> _Figure collection entries_
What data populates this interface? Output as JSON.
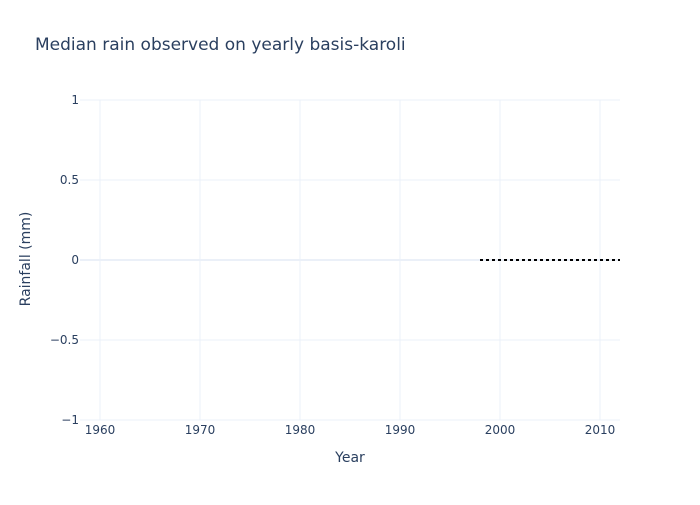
{
  "chart_data": {
    "type": "line",
    "title": "Median rain observed on yearly basis-karoli",
    "xlabel": "Year",
    "ylabel": "Rainfall (mm)",
    "xlim": [
      1958,
      2012
    ],
    "ylim": [
      -1,
      1
    ],
    "x_ticks": [
      1960,
      1970,
      1980,
      1990,
      2000,
      2010
    ],
    "x_tick_labels": [
      "1960",
      "1970",
      "1980",
      "1990",
      "2000",
      "2010"
    ],
    "y_ticks": [
      -1,
      -0.5,
      0,
      0.5,
      1
    ],
    "y_tick_labels": [
      "−1",
      "−0.5",
      "0",
      "0.5",
      "1"
    ],
    "grid": true,
    "series": [
      {
        "x": [
          1998,
          2012
        ],
        "values": [
          0,
          0
        ],
        "color": "#000000",
        "line_style": "dotted"
      }
    ]
  }
}
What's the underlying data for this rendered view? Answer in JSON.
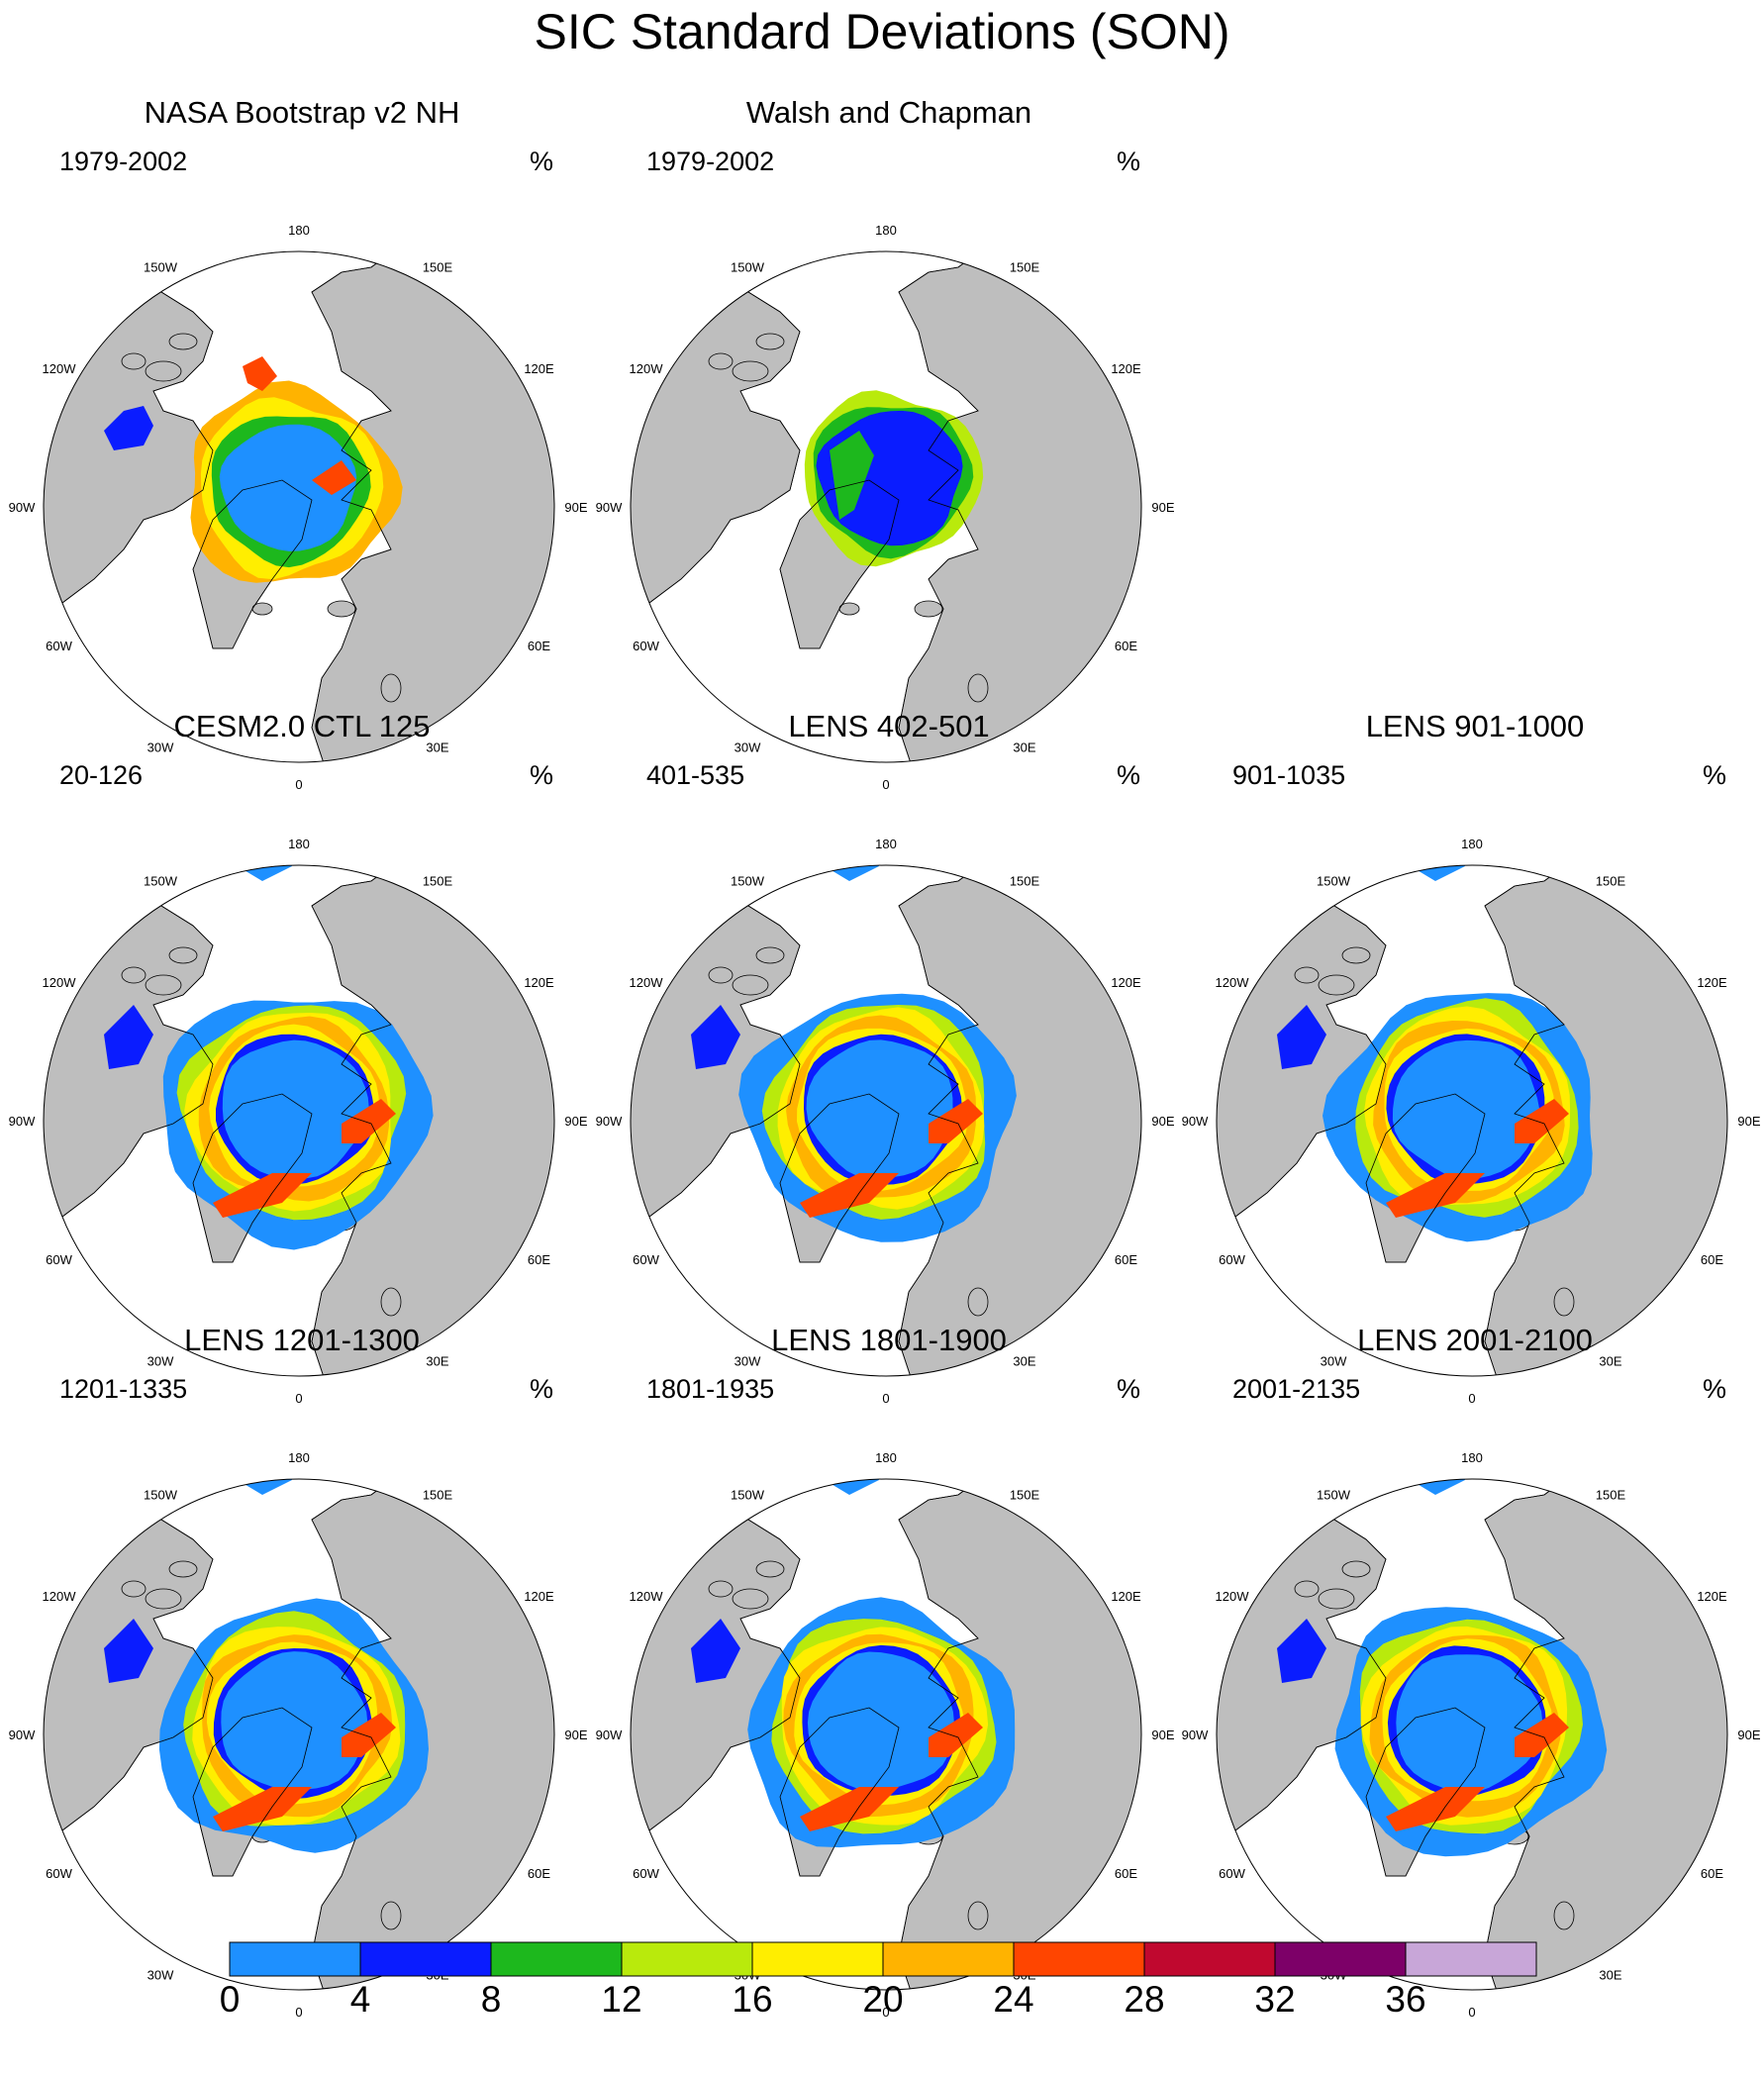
{
  "title": "SIC Standard Deviations (SON)",
  "unit": "%",
  "panels": [
    {
      "title": "NASA Bootstrap v2 NH",
      "years": "1979-2002",
      "style": "nasa"
    },
    {
      "title": "Walsh and Chapman",
      "years": "1979-2002",
      "style": "walsh"
    },
    {
      "title": "CESM2.0 CTL 125",
      "years": "20-126",
      "style": "model"
    },
    {
      "title": "LENS 402-501",
      "years": "401-535",
      "style": "model"
    },
    {
      "title": "LENS 901-1000",
      "years": "901-1035",
      "style": "model"
    },
    {
      "title": "LENS 1201-1300",
      "years": "1201-1335",
      "style": "model"
    },
    {
      "title": "LENS 1801-1900",
      "years": "1801-1935",
      "style": "model"
    },
    {
      "title": "LENS 2001-2100",
      "years": "2001-2135",
      "style": "model"
    }
  ],
  "longitude_labels": [
    "180",
    "150E",
    "120E",
    "90E",
    "60E",
    "30E",
    "0",
    "30W",
    "60W",
    "90W",
    "120W",
    "150W"
  ],
  "colorbar": {
    "labels": [
      "0",
      "4",
      "8",
      "12",
      "16",
      "20",
      "24",
      "28",
      "32",
      "36"
    ],
    "colors": [
      "#1e90ff",
      "#0a1cff",
      "#1db81d",
      "#b9ea0c",
      "#ffee00",
      "#ffb300",
      "#ff4500",
      "#c0082f",
      "#7d0068",
      "#c8a6d8"
    ]
  },
  "colors": {
    "land": "#bebebe",
    "ocean": "#ffffff",
    "coastline": "#000000"
  }
}
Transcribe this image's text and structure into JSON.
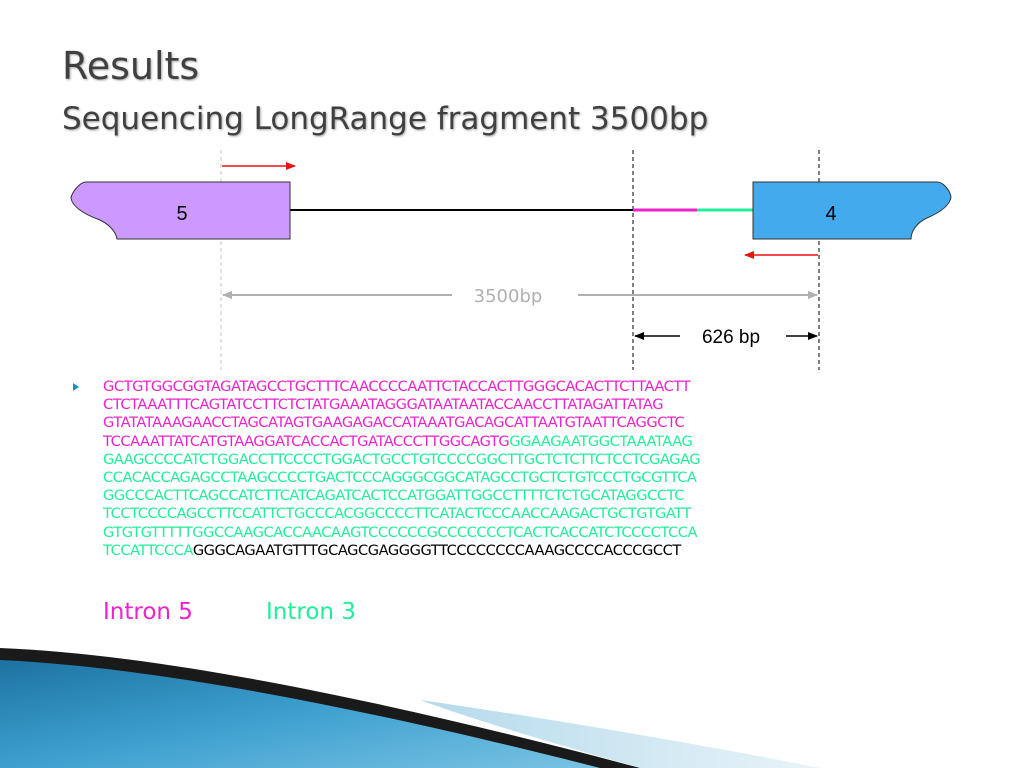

> _DESCRIPTION OF THE TASK_
What is needed is an exact reproduction of the data, pictures excluded.

> _PROBLEM SOLUTION_
What data populates this interface? Output as JSON.
{
  "chart_data": {
    "type": "line",
    "title": "Median rain observed on yearly basis-karoli",
    "xlabel": "Year",
    "ylabel": "Rainfall (mm)",
    "xlim": [
      1958,
      2012
    ],
    "ylim": [
      -1,
      1
    ],
    "x_ticks": [
      1960,
      1970,
      1980,
      1990,
      2000,
      2010
    ],
    "x_tick_labels": [
      "1960",
      "1970",
      "1980",
      "1990",
      "2000",
      "2010"
    ],
    "y_ticks": [
      -1,
      -0.5,
      0,
      0.5,
      1
    ],
    "y_tick_labels": [
      "−1",
      "−0.5",
      "0",
      "0.5",
      "1"
    ],
    "grid": true,
    "series": [
      {
        "x": [
          1998,
          2012
        ],
        "values": [
          0,
          0
        ],
        "color": "#000000",
        "line_style": "dotted"
      }
    ]
  }
}
What's the underlying data for this rendered view? Answer in JSON.
{
  "title": "SIC Standard Deviations (SON)",
  "unit": "%",
  "panels": [
    {
      "title": "NASA Bootstrap v2 NH",
      "years": "1979-2002",
      "style": "nasa"
    },
    {
      "title": "Walsh and Chapman",
      "years": "1979-2002",
      "style": "walsh"
    },
    {
      "title": "CESM2.0 CTL 125",
      "years": "20-126",
      "style": "model"
    },
    {
      "title": "LENS 402-501",
      "years": "401-535",
      "style": "model"
    },
    {
      "title": "LENS 901-1000",
      "years": "901-1035",
      "style": "model"
    },
    {
      "title": "LENS 1201-1300",
      "years": "1201-1335",
      "style": "model"
    },
    {
      "title": "LENS 1801-1900",
      "years": "1801-1935",
      "style": "model"
    },
    {
      "title": "LENS 2001-2100",
      "years": "2001-2135",
      "style": "model"
    }
  ],
  "longitude_labels": [
    "180",
    "150E",
    "120E",
    "90E",
    "60E",
    "30E",
    "0",
    "30W",
    "60W",
    "90W",
    "120W",
    "150W"
  ],
  "colorbar": {
    "labels": [
      "0",
      "4",
      "8",
      "12",
      "16",
      "20",
      "24",
      "28",
      "32",
      "36"
    ],
    "colors": [
      "#1e90ff",
      "#0a1cff",
      "#1db81d",
      "#b9ea0c",
      "#ffee00",
      "#ffb300",
      "#ff4500",
      "#c0082f",
      "#7d0068",
      "#c8a6d8"
    ]
  },
  "colors": {
    "land": "#bebebe",
    "ocean": "#ffffff",
    "coastline": "#000000"
  }
}
Transcribe this image's text and structure into JSON.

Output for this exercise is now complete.